start Given data

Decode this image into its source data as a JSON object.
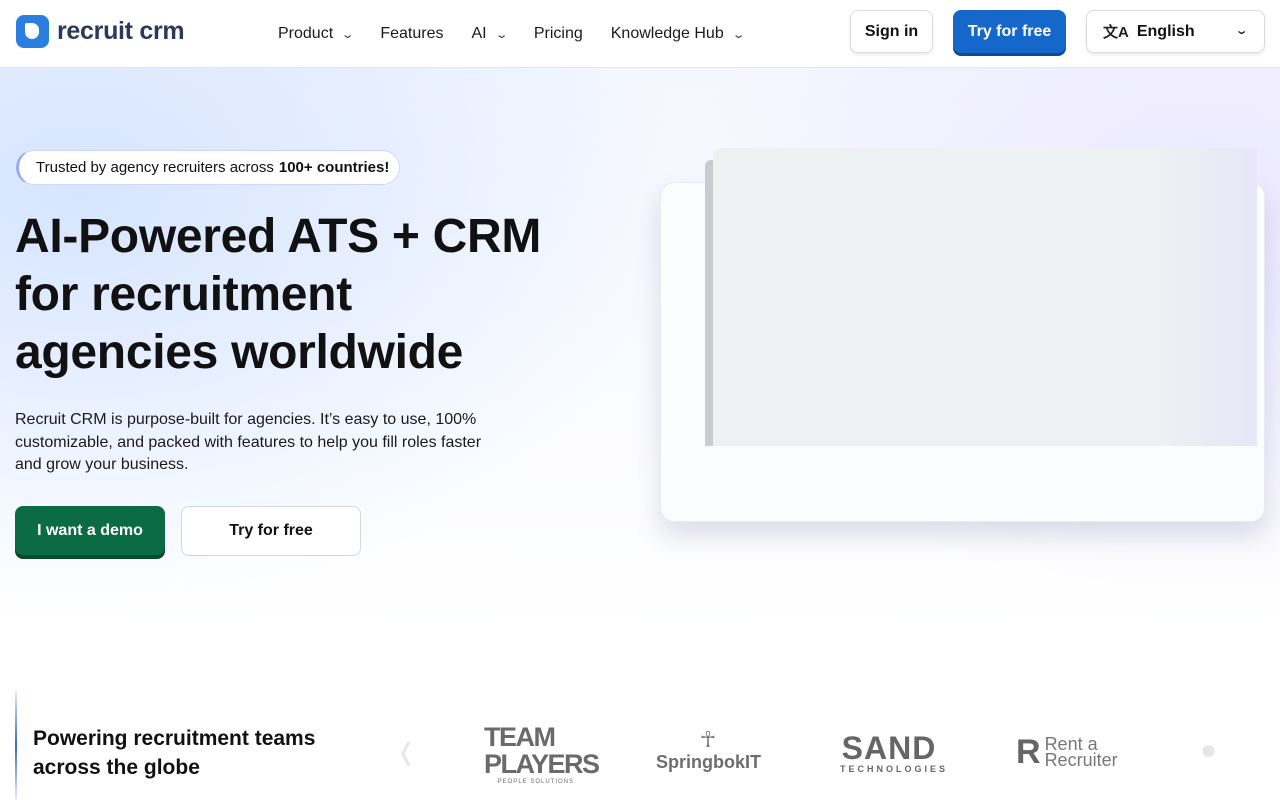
{
  "header": {
    "logo_text": "recruit crm",
    "nav": [
      {
        "label": "Product",
        "has_dropdown": true
      },
      {
        "label": "Features",
        "has_dropdown": false
      },
      {
        "label": "AI",
        "has_dropdown": true
      },
      {
        "label": "Pricing",
        "has_dropdown": false
      },
      {
        "label": "Knowledge Hub",
        "has_dropdown": true
      }
    ],
    "sign_in": "Sign in",
    "try_free": "Try for free",
    "language": "English"
  },
  "hero": {
    "trusted_prefix": "Trusted by agency recruiters across",
    "trusted_bold": "100+ countries!",
    "headline": "AI-Powered ATS + CRM for recruitment agencies worldwide",
    "subtext": "Recruit CRM is purpose-built for agencies. It’s easy to use, 100% customizable, and packed with features to help you fill roles faster and grow your business.",
    "demo_button": "I want a demo",
    "try_button": "Try for free"
  },
  "partners": {
    "title": "Powering recruitment teams across the globe",
    "logos": [
      {
        "name": "TEAM PLAYERS",
        "tagline": "PEOPLE SOLUTIONS"
      },
      {
        "name": "SpringbokIT"
      },
      {
        "name": "SAND",
        "tagline": "TECHNOLOGIES"
      },
      {
        "name": "Rent a Recruiter"
      }
    ]
  },
  "colors": {
    "brand_blue": "#1567c9",
    "demo_green": "#0b6b44",
    "logo_blue": "#2a7ee0"
  }
}
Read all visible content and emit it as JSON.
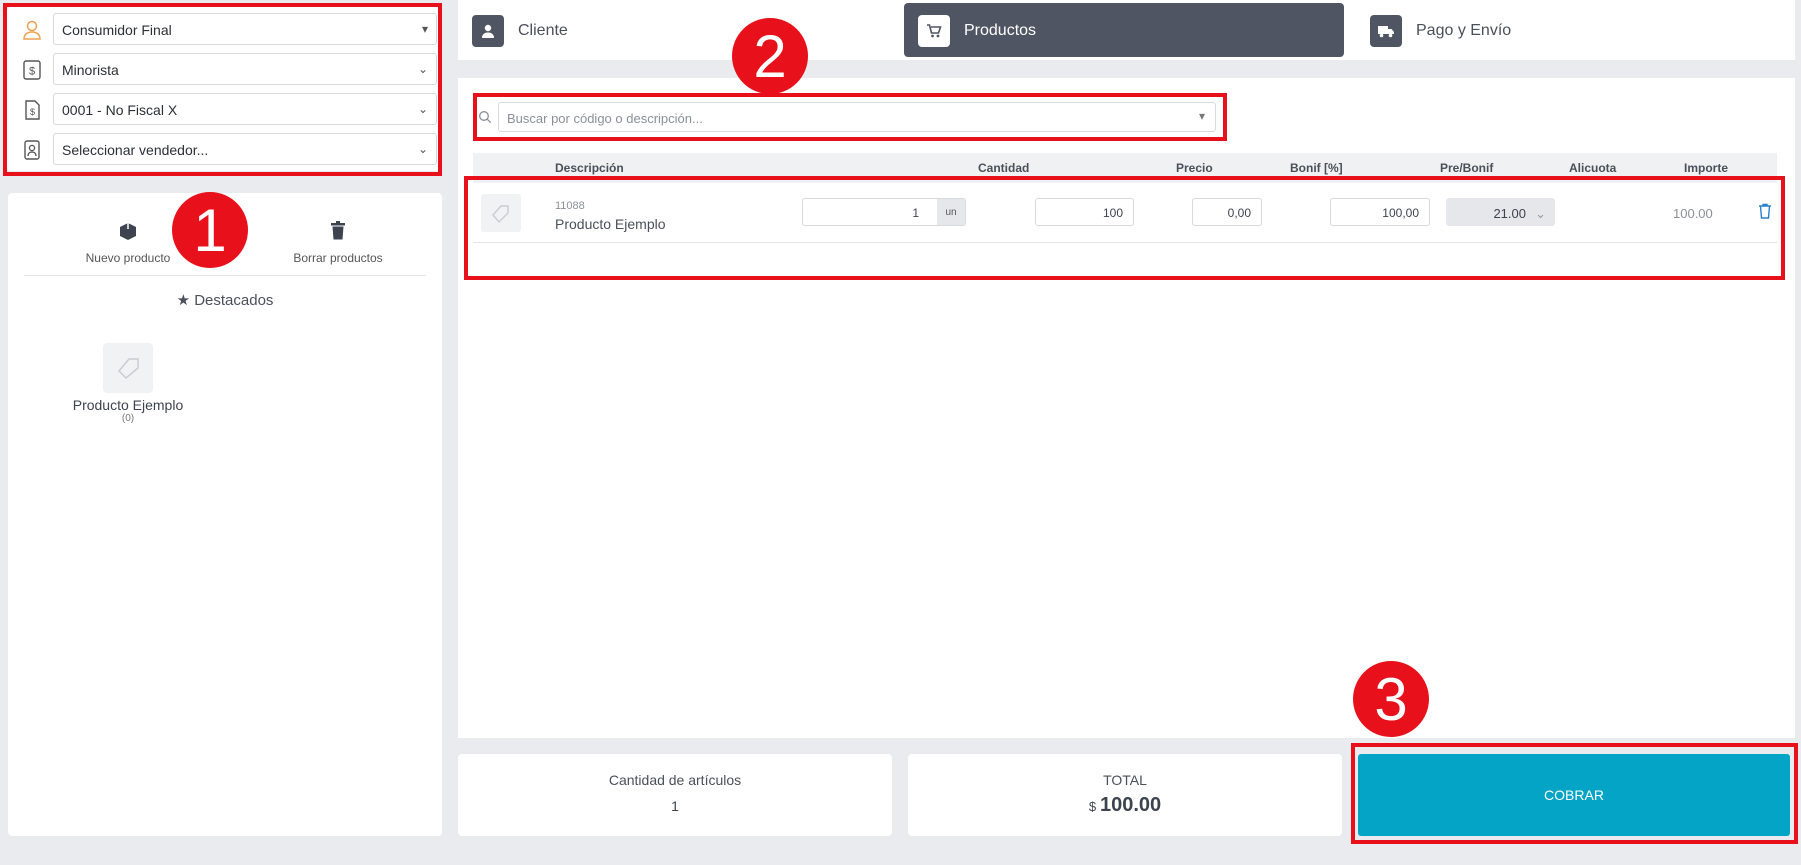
{
  "left": {
    "selects": [
      {
        "value": "Consumidor Final",
        "icon": "user-icon"
      },
      {
        "value": "Minorista",
        "icon": "price-list-icon"
      },
      {
        "value": "0001 - No Fiscal X",
        "icon": "invoice-icon"
      },
      {
        "value": "Seleccionar vendedor...",
        "icon": "seller-badge-icon"
      }
    ],
    "tools": {
      "new_product": "Nuevo producto",
      "delete_products": "Borrar productos"
    },
    "featured_title": "Destacados",
    "featured_item": {
      "name": "Producto Ejemplo",
      "count": "(0)"
    }
  },
  "tabs": [
    {
      "label": "Cliente",
      "icon": "user-icon"
    },
    {
      "label": "Productos",
      "icon": "cart-icon",
      "active": true
    },
    {
      "label": "Pago y Envío",
      "icon": "truck-icon"
    }
  ],
  "search": {
    "placeholder": "Buscar por código o descripción..."
  },
  "table": {
    "headers": [
      "Descripción",
      "Cantidad",
      "Precio",
      "Bonif [%]",
      "Pre/Bonif",
      "Alicuota",
      "Importe"
    ],
    "rows": [
      {
        "code": "11088",
        "name": "Producto Ejemplo",
        "quantity": "1",
        "unit": "un",
        "price": "100",
        "bonif": "0,00",
        "pre_bonif": "100,00",
        "alicuota": "21.00",
        "importe": "100.00"
      }
    ]
  },
  "summary": {
    "items_label": "Cantidad de artículos",
    "items_value": "1",
    "total_label": "TOTAL",
    "currency": "$",
    "total_value": "100.00",
    "charge_label": "COBRAR"
  },
  "annotations": [
    "1",
    "2",
    "3"
  ],
  "colors": {
    "accent": "#04a4c6",
    "active_tab": "#4f5563",
    "annotation": "#e8101a"
  }
}
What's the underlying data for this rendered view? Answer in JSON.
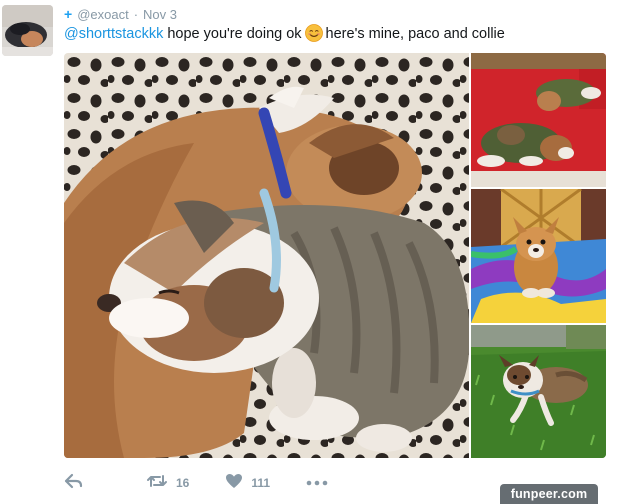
{
  "tweet": {
    "handle": "@exoact",
    "separator": "·",
    "date": "Nov 3",
    "mention": "@shorttstackkk",
    "text_before_emoji": "hope you're doing ok",
    "emoji_icon": "smiling-face-icon",
    "text_after_emoji": "here's mine, paco and collie"
  },
  "actions": {
    "retweet_count": "16",
    "like_count": "111"
  },
  "watermark": "funpeer.com",
  "colors": {
    "link": "#1b95e0",
    "muted": "#8899a6",
    "follow_accent": "#1da1f2"
  }
}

end Given data

## Task to carry out
Copy exactly the lines from the one containing "What's the underlying" through the final line of the records above, both included, and leave out any pictures.

## Result
What's the underlying data for this rendered view? Answer in JSON.
{
  "tweet": {
    "handle": "@exoact",
    "separator": "·",
    "date": "Nov 3",
    "mention": "@shorttstackkk",
    "text_before_emoji": "hope you're doing ok",
    "emoji_icon": "smiling-face-icon",
    "text_after_emoji": "here's mine, paco and collie"
  },
  "actions": {
    "retweet_count": "16",
    "like_count": "111"
  },
  "watermark": "funpeer.com",
  "colors": {
    "link": "#1b95e0",
    "muted": "#8899a6",
    "follow_accent": "#1da1f2"
  }
}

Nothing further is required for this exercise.